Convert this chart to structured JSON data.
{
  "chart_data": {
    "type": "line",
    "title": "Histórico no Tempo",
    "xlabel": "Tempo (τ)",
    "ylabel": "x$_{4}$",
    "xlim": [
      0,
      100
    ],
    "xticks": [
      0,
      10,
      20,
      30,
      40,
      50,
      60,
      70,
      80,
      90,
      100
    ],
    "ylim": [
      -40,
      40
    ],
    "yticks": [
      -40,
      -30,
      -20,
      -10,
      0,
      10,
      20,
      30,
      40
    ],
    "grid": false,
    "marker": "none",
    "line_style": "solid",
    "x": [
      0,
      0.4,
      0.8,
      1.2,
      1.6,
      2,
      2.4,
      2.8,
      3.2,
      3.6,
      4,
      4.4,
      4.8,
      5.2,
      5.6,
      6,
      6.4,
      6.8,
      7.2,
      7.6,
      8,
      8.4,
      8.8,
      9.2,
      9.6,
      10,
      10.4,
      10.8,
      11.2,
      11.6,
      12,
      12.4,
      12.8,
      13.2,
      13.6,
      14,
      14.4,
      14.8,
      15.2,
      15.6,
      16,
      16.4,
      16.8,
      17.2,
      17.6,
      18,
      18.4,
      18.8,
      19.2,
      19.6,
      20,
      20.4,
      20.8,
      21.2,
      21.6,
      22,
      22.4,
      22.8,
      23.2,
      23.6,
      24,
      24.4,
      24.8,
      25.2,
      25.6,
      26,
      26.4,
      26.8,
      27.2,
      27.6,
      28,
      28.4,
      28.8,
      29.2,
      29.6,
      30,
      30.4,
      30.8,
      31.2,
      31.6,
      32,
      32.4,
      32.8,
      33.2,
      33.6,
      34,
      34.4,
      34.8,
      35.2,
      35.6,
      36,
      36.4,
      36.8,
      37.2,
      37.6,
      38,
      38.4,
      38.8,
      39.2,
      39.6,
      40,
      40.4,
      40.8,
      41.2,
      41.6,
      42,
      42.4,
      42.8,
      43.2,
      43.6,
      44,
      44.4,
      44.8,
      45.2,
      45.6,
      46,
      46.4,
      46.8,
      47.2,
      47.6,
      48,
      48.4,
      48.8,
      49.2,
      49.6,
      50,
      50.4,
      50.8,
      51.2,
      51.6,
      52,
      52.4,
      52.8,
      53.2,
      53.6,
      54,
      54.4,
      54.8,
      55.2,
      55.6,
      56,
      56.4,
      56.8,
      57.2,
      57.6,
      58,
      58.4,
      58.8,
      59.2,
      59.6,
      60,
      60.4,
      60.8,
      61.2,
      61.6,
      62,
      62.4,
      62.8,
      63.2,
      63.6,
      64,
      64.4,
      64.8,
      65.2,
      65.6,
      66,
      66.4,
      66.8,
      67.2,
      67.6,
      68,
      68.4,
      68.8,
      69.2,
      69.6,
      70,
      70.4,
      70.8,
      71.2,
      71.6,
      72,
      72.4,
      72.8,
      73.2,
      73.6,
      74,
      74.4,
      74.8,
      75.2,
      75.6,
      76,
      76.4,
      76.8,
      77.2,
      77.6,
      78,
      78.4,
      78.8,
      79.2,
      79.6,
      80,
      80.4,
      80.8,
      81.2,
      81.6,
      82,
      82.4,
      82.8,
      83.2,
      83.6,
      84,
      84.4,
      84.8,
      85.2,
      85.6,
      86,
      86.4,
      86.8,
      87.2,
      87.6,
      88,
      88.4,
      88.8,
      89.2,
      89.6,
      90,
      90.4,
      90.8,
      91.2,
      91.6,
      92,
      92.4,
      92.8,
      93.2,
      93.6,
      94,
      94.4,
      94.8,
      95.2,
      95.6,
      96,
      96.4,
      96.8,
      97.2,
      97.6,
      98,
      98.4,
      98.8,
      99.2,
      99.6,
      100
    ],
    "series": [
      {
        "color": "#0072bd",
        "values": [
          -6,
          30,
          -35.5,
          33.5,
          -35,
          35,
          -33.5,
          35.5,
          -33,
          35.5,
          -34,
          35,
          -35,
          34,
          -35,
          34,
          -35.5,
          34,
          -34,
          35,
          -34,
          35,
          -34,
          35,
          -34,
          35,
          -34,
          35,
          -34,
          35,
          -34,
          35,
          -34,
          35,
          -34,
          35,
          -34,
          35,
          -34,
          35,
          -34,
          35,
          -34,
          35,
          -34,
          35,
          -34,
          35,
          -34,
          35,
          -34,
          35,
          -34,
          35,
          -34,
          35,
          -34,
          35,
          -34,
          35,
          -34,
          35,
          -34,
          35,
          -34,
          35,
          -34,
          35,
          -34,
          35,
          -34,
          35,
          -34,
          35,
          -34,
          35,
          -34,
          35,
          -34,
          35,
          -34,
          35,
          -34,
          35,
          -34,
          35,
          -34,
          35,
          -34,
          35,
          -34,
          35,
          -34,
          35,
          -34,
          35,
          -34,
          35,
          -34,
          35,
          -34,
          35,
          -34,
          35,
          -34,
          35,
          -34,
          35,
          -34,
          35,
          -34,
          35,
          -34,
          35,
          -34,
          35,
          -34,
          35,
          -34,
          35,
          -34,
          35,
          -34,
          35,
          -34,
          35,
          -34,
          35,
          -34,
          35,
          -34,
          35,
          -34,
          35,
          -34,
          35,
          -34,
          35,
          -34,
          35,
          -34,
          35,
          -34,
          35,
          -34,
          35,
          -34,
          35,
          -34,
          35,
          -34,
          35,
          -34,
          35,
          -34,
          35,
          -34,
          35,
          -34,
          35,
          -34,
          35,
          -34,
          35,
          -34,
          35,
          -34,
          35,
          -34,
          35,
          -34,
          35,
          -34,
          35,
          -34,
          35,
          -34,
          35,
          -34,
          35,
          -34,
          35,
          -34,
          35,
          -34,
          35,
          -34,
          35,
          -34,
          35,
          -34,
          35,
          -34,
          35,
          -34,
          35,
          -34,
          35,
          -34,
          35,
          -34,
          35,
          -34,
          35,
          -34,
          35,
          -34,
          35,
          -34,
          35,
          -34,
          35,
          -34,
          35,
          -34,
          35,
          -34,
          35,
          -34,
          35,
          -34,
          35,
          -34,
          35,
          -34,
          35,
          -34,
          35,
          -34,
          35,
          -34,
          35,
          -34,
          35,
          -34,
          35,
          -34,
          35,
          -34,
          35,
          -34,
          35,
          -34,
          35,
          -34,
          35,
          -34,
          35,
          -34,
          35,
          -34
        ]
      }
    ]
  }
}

§

▶ [Stated problem]
Copy each line of the records above that carries the word "Tempo".

▶ [Task solution]
    "title": "Histórico no Tempo",
    "xlabel": "Tempo (τ)",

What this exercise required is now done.